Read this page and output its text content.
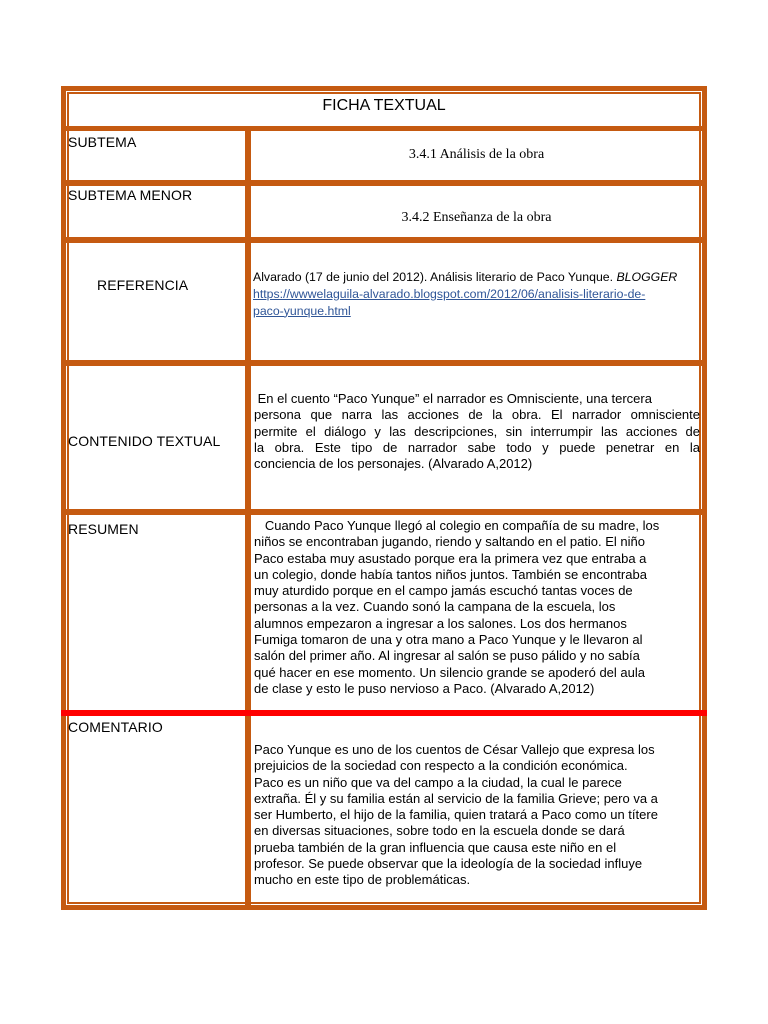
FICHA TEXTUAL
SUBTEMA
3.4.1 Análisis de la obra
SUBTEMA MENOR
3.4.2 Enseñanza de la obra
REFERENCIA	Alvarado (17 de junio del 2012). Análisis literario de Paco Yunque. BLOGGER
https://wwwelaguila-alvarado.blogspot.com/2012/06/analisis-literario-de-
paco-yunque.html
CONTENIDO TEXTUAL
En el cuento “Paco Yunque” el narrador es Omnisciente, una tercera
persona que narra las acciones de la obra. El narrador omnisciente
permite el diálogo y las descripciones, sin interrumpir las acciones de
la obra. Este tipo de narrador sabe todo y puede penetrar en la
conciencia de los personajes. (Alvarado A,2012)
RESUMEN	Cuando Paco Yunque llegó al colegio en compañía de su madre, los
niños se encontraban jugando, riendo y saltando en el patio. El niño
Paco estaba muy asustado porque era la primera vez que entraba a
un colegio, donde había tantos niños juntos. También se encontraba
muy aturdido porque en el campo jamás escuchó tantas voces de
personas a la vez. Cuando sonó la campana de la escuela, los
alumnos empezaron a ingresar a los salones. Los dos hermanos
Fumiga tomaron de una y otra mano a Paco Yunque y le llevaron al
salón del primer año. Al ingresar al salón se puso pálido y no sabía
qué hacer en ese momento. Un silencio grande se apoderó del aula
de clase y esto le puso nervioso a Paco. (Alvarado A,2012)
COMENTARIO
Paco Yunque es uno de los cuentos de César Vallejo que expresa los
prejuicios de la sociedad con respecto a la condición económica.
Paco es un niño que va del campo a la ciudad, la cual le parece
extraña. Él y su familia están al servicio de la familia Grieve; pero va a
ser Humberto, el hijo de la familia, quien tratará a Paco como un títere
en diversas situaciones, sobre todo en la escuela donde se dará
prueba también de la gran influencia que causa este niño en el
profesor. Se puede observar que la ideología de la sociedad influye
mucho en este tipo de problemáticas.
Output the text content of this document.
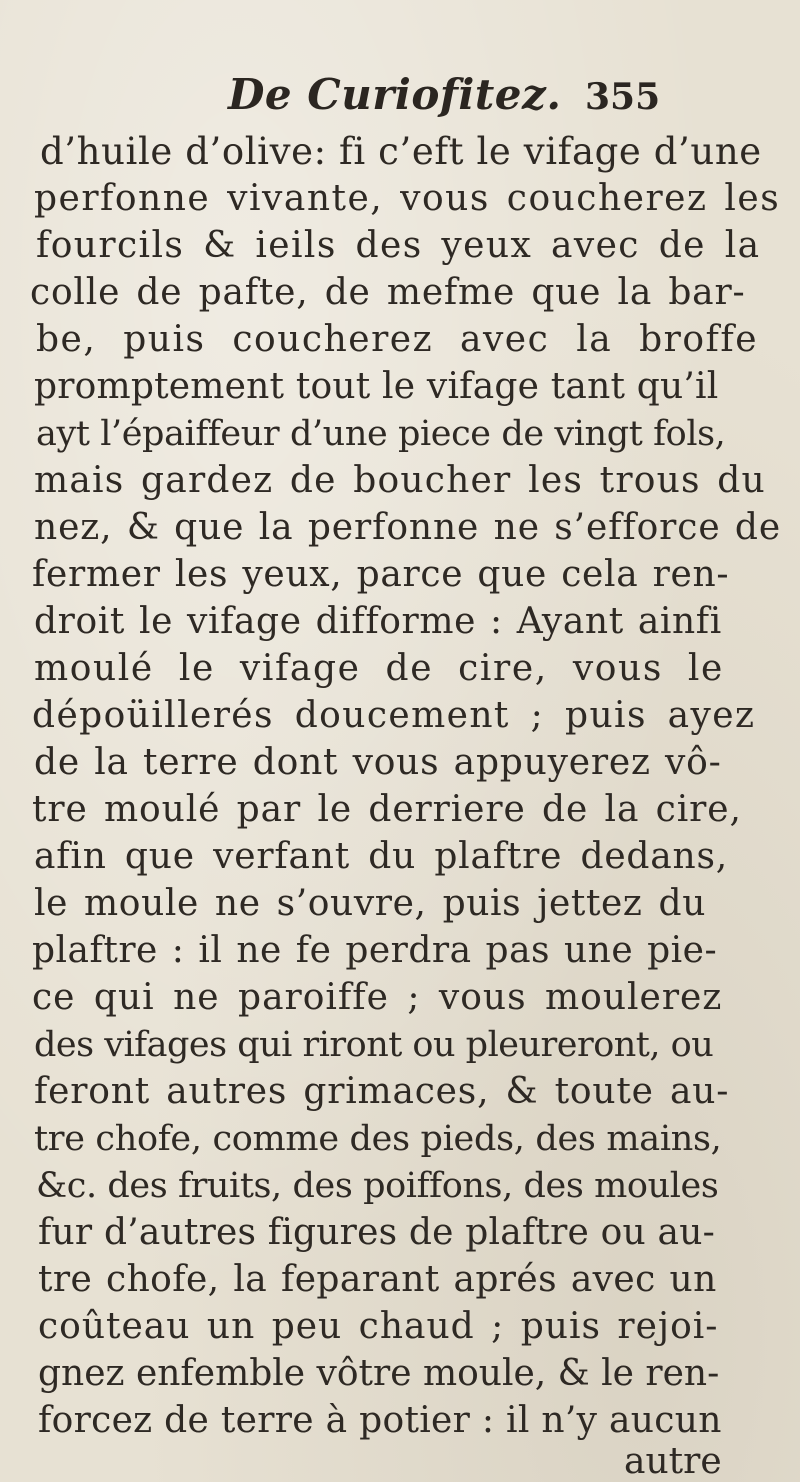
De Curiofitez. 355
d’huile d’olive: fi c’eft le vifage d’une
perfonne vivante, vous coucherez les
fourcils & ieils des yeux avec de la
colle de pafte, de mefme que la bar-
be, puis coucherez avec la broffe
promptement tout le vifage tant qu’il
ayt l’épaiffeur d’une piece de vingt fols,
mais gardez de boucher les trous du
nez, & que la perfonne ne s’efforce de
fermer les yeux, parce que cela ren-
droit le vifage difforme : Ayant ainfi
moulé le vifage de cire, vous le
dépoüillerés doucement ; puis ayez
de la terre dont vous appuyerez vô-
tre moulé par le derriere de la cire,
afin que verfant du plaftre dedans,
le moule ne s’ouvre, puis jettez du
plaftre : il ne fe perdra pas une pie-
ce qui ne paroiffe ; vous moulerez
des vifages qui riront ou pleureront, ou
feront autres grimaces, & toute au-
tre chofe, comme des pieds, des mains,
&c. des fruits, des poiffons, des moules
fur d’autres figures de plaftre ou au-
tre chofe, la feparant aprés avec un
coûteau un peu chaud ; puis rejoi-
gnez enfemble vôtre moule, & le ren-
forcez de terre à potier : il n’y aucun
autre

══════════

WHAT TO PRODUCE: Repeat the listing above exactly, with no pictures.

OUTPUT OF THE EXERCISE:
Read this page and output its text content.
FICHA TEXTUAL
SUBTEMA
3.4.1 Análisis de la obra
SUBTEMA MENOR
3.4.2 Enseñanza de la obra
REFERENCIA	Alvarado (17 de junio del 2012). Análisis literario de Paco Yunque. BLOGGER
https://wwwelaguila-alvarado.blogspot.com/2012/06/analisis-literario-de-
paco-yunque.html
CONTENIDO TEXTUAL
En el cuento “Paco Yunque” el narrador es Omnisciente, una tercera
persona que narra las acciones de la obra. El narrador omnisciente
permite el diálogo y las descripciones, sin interrumpir las acciones de
la obra. Este tipo de narrador sabe todo y puede penetrar en la
conciencia de los personajes. (Alvarado A,2012)
RESUMEN	Cuando Paco Yunque llegó al colegio en compañía de su madre, los
niños se encontraban jugando, riendo y saltando en el patio. El niño
Paco estaba muy asustado porque era la primera vez que entraba a
un colegio, donde había tantos niños juntos. También se encontraba
muy aturdido porque en el campo jamás escuchó tantas voces de
personas a la vez. Cuando sonó la campana de la escuela, los
alumnos empezaron a ingresar a los salones. Los dos hermanos
Fumiga tomaron de una y otra mano a Paco Yunque y le llevaron al
salón del primer año. Al ingresar al salón se puso pálido y no sabía
qué hacer en ese momento. Un silencio grande se apoderó del aula
de clase y esto le puso nervioso a Paco. (Alvarado A,2012)
COMENTARIO
Paco Yunque es uno de los cuentos de César Vallejo que expresa los
prejuicios de la sociedad con respecto a la condición económica.
Paco es un niño que va del campo a la ciudad, la cual le parece
extraña. Él y su familia están al servicio de la familia Grieve; pero va a
ser Humberto, el hijo de la familia, quien tratará a Paco como un títere
en diversas situaciones, sobre todo en la escuela donde se dará
prueba también de la gran influencia que causa este niño en el
profesor. Se puede observar que la ideología de la sociedad influye
mucho en este tipo de problemáticas.
Output the text content of this document.
De Curiofitez. 355
d’huile d’olive: fi c’eft le vifage d’une
perfonne vivante, vous coucherez les
fourcils & ieils des yeux avec de la
colle de pafte, de mefme que la bar-
be, puis coucherez avec la broffe
promptement tout le vifage tant qu’il
ayt l’épaiffeur d’une piece de vingt fols,
mais gardez de boucher les trous du
nez, & que la perfonne ne s’efforce de
fermer les yeux, parce que cela ren-
droit le vifage difforme : Ayant ainfi
moulé le vifage de cire, vous le
dépoüillerés doucement ; puis ayez
de la terre dont vous appuyerez vô-
tre moulé par le derriere de la cire,
afin que verfant du plaftre dedans,
le moule ne s’ouvre, puis jettez du
plaftre : il ne fe perdra pas une pie-
ce qui ne paroiffe ; vous moulerez
des vifages qui riront ou pleureront, ou
feront autres grimaces, & toute au-
tre chofe, comme des pieds, des mains,
&c. des fruits, des poiffons, des moules
fur d’autres figures de plaftre ou au-
tre chofe, la feparant aprés avec un
coûteau un peu chaud ; puis rejoi-
gnez enfemble vôtre moule, & le ren-
forcez de terre à potier : il n’y aucun
autre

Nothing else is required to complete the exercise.